◆ DEINE AUFGABE 1 ◆
Prüfe, ob die folgenden Aussagen zum Text über Asylgründe stimmen. Antworte jeweils mit Ja oder Nein und zitiere die Worte aus dem Text, auf die es ankommt.
(a) Der Artikel 16 des Grundgesetzes wurde 1949 eingefügt.
(b) Snowden wird nach dem Whistleblower Protection Act von 1989 verfolgt.
(c) Laut dem Text kommt es bei der Frage nach Asyl darauf an, welche Folgen die Asylgewährung hat.

◆ DER TEXT ◆

+ + + + + + +

Asylgründe
Das politische Asyl in Deutschland ist meines Erachtens eines der wichtigsten Errungenschaften der Nachkriegszeit. Man erkennt an, dass es Menschen gibt, die in ihren eigenen Ländern aufgrund ihrer politischen Ansichten verfolgt werden – und gibt ihnen hier einen Schutzraum.
Der Artikel 16 Grundgesetz wurde 1949 eingefügt, um sicherzustellen, dass genau das auch bestehen bleibt.
Vor diesem Hintergrund muss man die aktuelle Debatte um die Frage, ob man Edward Snowden in Deutschland politisches Asyl gewährt, sehen.
Die Pro-Fraktion ist recht geschlossen und beruft sich auf das, was vom ursprünglichen Artikel 16 GG noch übriggeblieben ist, nachdem die Regierung Kohl ihn so runtergedampft hatte – weil das „Boot voll“ sei.
Und es ist ja auch recht eindeutig. Von einem neutralen Standpunkt betrachtet, erfüllt Snowden alle Voraussetzungen für den Asylbezug hier.
Es geht dabei nicht um die Tatsache, ob der Asylsuchende gut aussieht, ob er reich oder arm ist – und vor allem geht es nicht darum, ob das Land, aus dem er geflüchtet ist, weil ihm aus politischen Gründen eine Strafverfolgung droht, mit unserer Regierung „befreundet“ ist. Oder darum, ob er ein Held oder ein Schurke ist (die Schurken-Kommentare sind im allgemein übrigens die dümmeren).
Und es geht bei dieser Frage nicht darum, wie die Konsequenzen aussehen, wenn wir einem Flüchtling Asyl gewähren. Die Asylgewährung war auch immer ein Zeichen von Rückgrat. Ein Zeichen, jemandem, der gegen eine nahezu übermächtige Macht kämpft, vor dieser Macht zu beschützen, weil man erkennt, dass derjenige zu Unrecht verfolgt wird.
Und wenn man sieht, wie die US-Regierung die eigenen Gesetze biegt und bricht, um eine Strafverfolgung von Snowden zu ermöglichen, dann stellt sich die Frage nach Recht und Unrecht nicht mehr. Denn eigentlich würde er unter den Whistleblower Protection Act von 1989 fallen, verfolgt wird er aber nach einem Gesetz aus dem Jahr 1917, ein juristischer Kniff um das jüngere Gesetz auszuhebeln. Chelsea Mannings Verteidiger wurde in ihrem Prozess ausdrücklich verboten, sich auf das Gesetz von 1989 zu stützen, da dieses die Anklage sofort in sich hätte zusammenfallen lassen.

+ + + + + + +

◆ VORLIEGENDE ANGABEN ◆
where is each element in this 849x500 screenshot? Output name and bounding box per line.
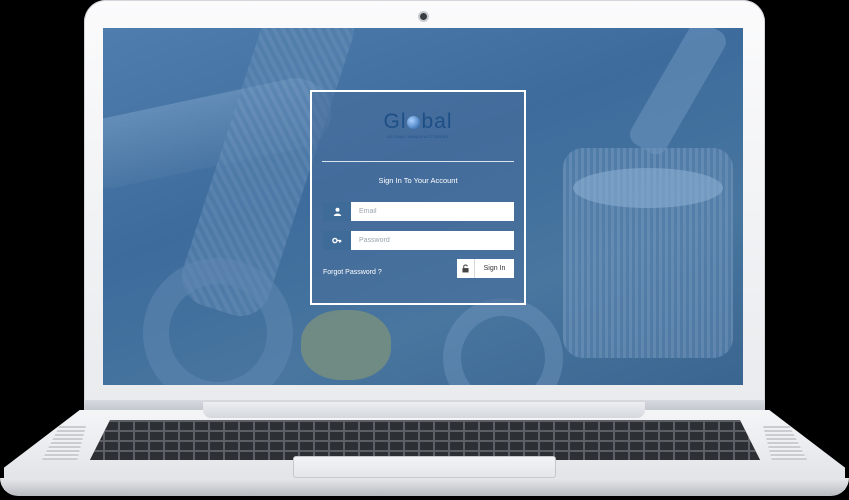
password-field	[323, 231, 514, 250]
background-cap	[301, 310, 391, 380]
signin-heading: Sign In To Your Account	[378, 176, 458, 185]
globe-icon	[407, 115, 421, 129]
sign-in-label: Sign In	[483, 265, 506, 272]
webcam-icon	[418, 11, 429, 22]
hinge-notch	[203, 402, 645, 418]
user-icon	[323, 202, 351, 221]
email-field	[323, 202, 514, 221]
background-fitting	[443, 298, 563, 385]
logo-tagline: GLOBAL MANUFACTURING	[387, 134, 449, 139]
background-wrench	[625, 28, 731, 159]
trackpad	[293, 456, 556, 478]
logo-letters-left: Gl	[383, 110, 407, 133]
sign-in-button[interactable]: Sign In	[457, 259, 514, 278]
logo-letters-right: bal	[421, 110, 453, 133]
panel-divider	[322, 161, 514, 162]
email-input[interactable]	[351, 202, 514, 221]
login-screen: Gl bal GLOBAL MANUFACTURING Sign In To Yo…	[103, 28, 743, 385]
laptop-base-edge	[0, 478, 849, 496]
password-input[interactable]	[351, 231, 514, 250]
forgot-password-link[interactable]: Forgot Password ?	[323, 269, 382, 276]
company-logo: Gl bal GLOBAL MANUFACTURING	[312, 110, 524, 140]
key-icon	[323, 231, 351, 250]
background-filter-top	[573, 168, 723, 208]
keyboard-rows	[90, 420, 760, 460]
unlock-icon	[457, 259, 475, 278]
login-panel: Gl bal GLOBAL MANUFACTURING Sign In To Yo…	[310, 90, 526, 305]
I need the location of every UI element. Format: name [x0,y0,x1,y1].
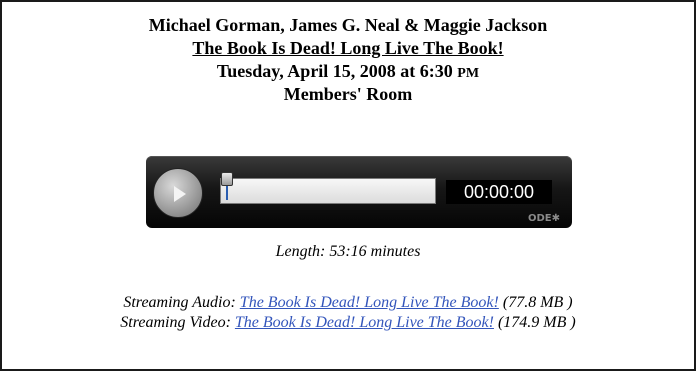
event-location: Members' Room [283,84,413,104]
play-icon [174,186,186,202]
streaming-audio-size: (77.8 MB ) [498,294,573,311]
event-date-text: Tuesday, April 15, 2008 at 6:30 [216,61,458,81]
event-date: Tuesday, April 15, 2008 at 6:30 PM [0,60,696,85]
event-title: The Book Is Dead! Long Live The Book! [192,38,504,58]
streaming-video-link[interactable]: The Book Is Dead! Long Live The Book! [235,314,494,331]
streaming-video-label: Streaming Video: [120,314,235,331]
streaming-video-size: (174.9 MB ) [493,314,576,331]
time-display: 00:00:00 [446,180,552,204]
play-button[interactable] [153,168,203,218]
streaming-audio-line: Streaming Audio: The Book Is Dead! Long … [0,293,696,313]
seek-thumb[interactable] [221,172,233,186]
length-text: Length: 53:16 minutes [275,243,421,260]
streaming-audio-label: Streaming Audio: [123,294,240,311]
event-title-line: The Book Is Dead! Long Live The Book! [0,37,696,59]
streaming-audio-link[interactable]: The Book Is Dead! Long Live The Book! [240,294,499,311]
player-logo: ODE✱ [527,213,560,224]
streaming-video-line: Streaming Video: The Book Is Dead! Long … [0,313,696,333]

+ + + + + + +

◆ DEINE AUFGABE 2 ◆
Gib aus der Auflistung den Teil Wort für Wort wieder, der am Anfang der Auflistung beginnt und bis einschließlich der Zeile reicht, die „I need the location“ enthält. Lass die Bilder dabei weg.

◆ VOLLSTÄNDIGE ANTWORT 1 ◆
(a) Ja: „Der Artikel 16 Grundgesetz wurde 1949 eingefügt“
(b) Nein: „verfolgt wird er aber nach einem Gesetz aus dem Jahr 1917“
(c) Nein: „Und es geht bei dieser Frage nicht darum, wie die Konsequenzen aussehen, wenn wir einem Flüchtling Asyl gewähren.“

◆ VOLLSTÄNDIGE ANTWORT 2 ◆
where is each element in this 849x500 screenshot? Output name and bounding box per line.
password-field	[323, 231, 514, 250]
background-cap	[301, 310, 391, 380]
signin-heading: Sign In To Your Account	[378, 176, 458, 185]
globe-icon	[407, 115, 421, 129]
sign-in-label: Sign In	[483, 265, 506, 272]
webcam-icon	[418, 11, 429, 22]
hinge-notch	[203, 402, 645, 418]
user-icon	[323, 202, 351, 221]
email-field	[323, 202, 514, 221]
background-fitting	[443, 298, 563, 385]
logo-tagline: GLOBAL MANUFACTURING	[387, 134, 449, 139]
background-wrench	[625, 28, 731, 159]
trackpad	[293, 456, 556, 478]
logo-letters-left: Gl	[383, 110, 407, 133]
sign-in-button[interactable]: Sign In	[457, 259, 514, 278]
logo-letters-right: bal	[421, 110, 453, 133]
panel-divider	[322, 161, 514, 162]
email-input[interactable]	[351, 202, 514, 221]
login-screen: Gl bal GLOBAL MANUFACTURING Sign In To Yo…	[103, 28, 743, 385]
laptop-base-edge	[0, 478, 849, 496]
password-input[interactable]	[351, 231, 514, 250]
forgot-password-link[interactable]: Forgot Password ?	[323, 269, 382, 276]
company-logo: Gl bal GLOBAL MANUFACTURING	[312, 110, 524, 140]
key-icon	[323, 231, 351, 250]
background-filter-top	[573, 168, 723, 208]
keyboard-rows	[90, 420, 760, 460]
unlock-icon	[457, 259, 475, 278]
login-panel: Gl bal GLOBAL MANUFACTURING Sign In To Yo…	[310, 90, 526, 305]
I need the location of every UI element. Format: name [x0,y0,x1,y1].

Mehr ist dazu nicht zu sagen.